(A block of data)

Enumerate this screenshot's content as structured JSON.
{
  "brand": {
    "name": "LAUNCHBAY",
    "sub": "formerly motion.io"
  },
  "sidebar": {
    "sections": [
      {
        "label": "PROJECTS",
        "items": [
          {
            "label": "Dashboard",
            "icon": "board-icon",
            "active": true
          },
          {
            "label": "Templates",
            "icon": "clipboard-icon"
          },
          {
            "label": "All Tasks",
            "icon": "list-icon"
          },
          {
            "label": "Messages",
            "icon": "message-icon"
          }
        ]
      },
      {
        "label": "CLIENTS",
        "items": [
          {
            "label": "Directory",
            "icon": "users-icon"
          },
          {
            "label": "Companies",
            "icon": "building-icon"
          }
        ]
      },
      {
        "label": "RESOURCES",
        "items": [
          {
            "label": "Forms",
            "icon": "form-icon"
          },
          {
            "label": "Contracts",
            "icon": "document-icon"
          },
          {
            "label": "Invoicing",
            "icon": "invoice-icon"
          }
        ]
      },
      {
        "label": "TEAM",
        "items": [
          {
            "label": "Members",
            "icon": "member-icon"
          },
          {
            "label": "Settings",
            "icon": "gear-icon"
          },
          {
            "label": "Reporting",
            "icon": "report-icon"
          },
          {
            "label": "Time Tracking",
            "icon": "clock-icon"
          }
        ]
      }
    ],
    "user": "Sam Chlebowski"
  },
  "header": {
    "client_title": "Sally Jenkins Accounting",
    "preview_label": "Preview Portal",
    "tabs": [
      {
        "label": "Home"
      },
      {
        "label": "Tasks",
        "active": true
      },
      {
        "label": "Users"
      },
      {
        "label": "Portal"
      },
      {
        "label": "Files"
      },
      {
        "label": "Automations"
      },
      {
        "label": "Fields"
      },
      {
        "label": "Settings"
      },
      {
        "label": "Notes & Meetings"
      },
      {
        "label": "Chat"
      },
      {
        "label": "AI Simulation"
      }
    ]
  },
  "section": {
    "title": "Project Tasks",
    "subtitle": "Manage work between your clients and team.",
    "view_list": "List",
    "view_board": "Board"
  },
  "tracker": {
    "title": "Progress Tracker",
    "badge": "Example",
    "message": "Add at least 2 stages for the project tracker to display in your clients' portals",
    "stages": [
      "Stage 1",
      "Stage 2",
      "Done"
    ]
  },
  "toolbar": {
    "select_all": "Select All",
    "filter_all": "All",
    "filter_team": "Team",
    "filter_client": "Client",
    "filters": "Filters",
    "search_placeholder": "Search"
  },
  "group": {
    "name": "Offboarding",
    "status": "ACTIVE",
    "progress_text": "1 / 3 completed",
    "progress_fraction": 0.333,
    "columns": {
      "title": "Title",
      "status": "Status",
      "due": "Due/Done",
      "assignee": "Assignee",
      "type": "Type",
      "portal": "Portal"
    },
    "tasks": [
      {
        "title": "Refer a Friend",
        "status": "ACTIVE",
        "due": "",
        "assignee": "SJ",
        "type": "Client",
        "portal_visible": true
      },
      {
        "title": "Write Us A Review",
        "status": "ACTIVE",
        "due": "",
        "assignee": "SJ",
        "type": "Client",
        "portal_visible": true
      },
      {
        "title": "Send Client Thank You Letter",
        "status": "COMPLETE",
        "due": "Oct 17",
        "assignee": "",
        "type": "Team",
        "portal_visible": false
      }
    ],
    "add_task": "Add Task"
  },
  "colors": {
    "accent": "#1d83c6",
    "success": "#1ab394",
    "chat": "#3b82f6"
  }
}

→ **INSTRUCTIONS FOR THE TASK**
How many lines in the listing above contain "type"? Answer with the number alone.

→ **THE RESPONSE**
4